**Work to do**
Extract every entry word for word.

Stored entries
— Begin —

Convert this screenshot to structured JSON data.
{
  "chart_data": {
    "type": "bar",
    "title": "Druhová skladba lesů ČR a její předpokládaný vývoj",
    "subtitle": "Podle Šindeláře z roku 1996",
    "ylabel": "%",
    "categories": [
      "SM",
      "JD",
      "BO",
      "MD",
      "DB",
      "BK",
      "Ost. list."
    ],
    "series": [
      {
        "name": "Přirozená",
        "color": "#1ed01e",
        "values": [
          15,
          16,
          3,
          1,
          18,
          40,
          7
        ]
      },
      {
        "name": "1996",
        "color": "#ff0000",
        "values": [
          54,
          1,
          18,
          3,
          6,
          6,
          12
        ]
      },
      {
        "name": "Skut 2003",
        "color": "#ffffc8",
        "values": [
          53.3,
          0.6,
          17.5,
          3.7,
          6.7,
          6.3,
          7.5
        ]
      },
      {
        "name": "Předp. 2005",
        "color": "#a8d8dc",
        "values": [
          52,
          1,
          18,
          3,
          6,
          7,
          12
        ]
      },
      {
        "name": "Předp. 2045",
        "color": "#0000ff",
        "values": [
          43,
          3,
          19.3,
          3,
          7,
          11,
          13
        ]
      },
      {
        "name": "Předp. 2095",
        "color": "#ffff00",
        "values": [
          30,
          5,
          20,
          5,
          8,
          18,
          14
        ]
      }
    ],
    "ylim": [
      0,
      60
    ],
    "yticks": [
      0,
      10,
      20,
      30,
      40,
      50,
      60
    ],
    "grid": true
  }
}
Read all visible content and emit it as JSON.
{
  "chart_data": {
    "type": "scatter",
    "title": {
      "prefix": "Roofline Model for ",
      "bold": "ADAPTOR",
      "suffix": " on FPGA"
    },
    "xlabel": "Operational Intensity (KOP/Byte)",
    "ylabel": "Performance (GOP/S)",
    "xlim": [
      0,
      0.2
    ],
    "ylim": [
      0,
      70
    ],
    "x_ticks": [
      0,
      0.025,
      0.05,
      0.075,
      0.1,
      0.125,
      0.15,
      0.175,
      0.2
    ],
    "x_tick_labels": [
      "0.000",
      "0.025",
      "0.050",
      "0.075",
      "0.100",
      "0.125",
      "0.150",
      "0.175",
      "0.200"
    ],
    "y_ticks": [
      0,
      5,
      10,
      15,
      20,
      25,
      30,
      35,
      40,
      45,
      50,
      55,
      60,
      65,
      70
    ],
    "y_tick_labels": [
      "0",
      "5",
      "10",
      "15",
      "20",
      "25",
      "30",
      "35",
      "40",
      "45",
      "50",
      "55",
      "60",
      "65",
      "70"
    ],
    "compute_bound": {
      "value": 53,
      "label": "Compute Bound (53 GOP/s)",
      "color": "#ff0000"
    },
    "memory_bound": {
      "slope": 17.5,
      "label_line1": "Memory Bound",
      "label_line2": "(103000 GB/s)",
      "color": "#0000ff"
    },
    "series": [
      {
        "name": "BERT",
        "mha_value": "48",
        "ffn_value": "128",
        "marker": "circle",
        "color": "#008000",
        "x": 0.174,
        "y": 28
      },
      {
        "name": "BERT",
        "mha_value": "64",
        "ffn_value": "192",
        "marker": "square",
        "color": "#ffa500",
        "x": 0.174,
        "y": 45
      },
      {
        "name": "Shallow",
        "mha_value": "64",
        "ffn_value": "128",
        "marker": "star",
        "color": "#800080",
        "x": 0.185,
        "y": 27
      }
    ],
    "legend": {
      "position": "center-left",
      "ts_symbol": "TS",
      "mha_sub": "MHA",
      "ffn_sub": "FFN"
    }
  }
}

— End —

**Output for this exercise**
Convert this screenshot to structured JSON data.
{
  "chart_data": {
    "type": "bar",
    "title": "Druhová skladba lesů ČR a její předpokládaný vývoj",
    "subtitle": "Podle Šindeláře z roku 1996",
    "ylabel": "%",
    "categories": [
      "SM",
      "JD",
      "BO",
      "MD",
      "DB",
      "BK",
      "Ost. list."
    ],
    "series": [
      {
        "name": "Přirozená",
        "color": "#1ed01e",
        "values": [
          15,
          16,
          3,
          1,
          18,
          40,
          7
        ]
      },
      {
        "name": "1996",
        "color": "#ff0000",
        "values": [
          54,
          1,
          18,
          3,
          6,
          6,
          12
        ]
      },
      {
        "name": "Skut 2003",
        "color": "#ffffc8",
        "values": [
          53.3,
          0.6,
          17.5,
          3.7,
          6.7,
          6.3,
          7.5
        ]
      },
      {
        "name": "Předp. 2005",
        "color": "#a8d8dc",
        "values": [
          52,
          1,
          18,
          3,
          6,
          7,
          12
        ]
      },
      {
        "name": "Předp. 2045",
        "color": "#0000ff",
        "values": [
          43,
          3,
          19.3,
          3,
          7,
          11,
          13
        ]
      },
      {
        "name": "Předp. 2095",
        "color": "#ffff00",
        "values": [
          30,
          5,
          20,
          5,
          8,
          18,
          14
        ]
      }
    ],
    "ylim": [
      0,
      60
    ],
    "yticks": [
      0,
      10,
      20,
      30,
      40,
      50,
      60
    ],
    "grid": true
  }
}
Read all visible content and emit it as JSON.
{
  "chart_data": {
    "type": "scatter",
    "title": {
      "prefix": "Roofline Model for ",
      "bold": "ADAPTOR",
      "suffix": " on FPGA"
    },
    "xlabel": "Operational Intensity (KOP/Byte)",
    "ylabel": "Performance (GOP/S)",
    "xlim": [
      0,
      0.2
    ],
    "ylim": [
      0,
      70
    ],
    "x_ticks": [
      0,
      0.025,
      0.05,
      0.075,
      0.1,
      0.125,
      0.15,
      0.175,
      0.2
    ],
    "x_tick_labels": [
      "0.000",
      "0.025",
      "0.050",
      "0.075",
      "0.100",
      "0.125",
      "0.150",
      "0.175",
      "0.200"
    ],
    "y_ticks": [
      0,
      5,
      10,
      15,
      20,
      25,
      30,
      35,
      40,
      45,
      50,
      55,
      60,
      65,
      70
    ],
    "y_tick_labels": [
      "0",
      "5",
      "10",
      "15",
      "20",
      "25",
      "30",
      "35",
      "40",
      "45",
      "50",
      "55",
      "60",
      "65",
      "70"
    ],
    "compute_bound": {
      "value": 53,
      "label": "Compute Bound (53 GOP/s)",
      "color": "#ff0000"
    },
    "memory_bound": {
      "slope": 17.5,
      "label_line1": "Memory Bound",
      "label_line2": "(103000 GB/s)",
      "color": "#0000ff"
    },
    "series": [
      {
        "name": "BERT",
        "mha_value": "48",
        "ffn_value": "128",
        "marker": "circle",
        "color": "#008000",
        "x": 0.174,
        "y": 28
      },
      {
        "name": "BERT",
        "mha_value": "64",
        "ffn_value": "192",
        "marker": "square",
        "color": "#ffa500",
        "x": 0.174,
        "y": 45
      },
      {
        "name": "Shallow",
        "mha_value": "64",
        "ffn_value": "128",
        "marker": "star",
        "color": "#800080",
        "x": 0.185,
        "y": 27
      }
    ],
    "legend": {
      "position": "center-left",
      "ts_symbol": "TS",
      "mha_sub": "MHA",
      "ffn_sub": "FFN"
    }
  }
}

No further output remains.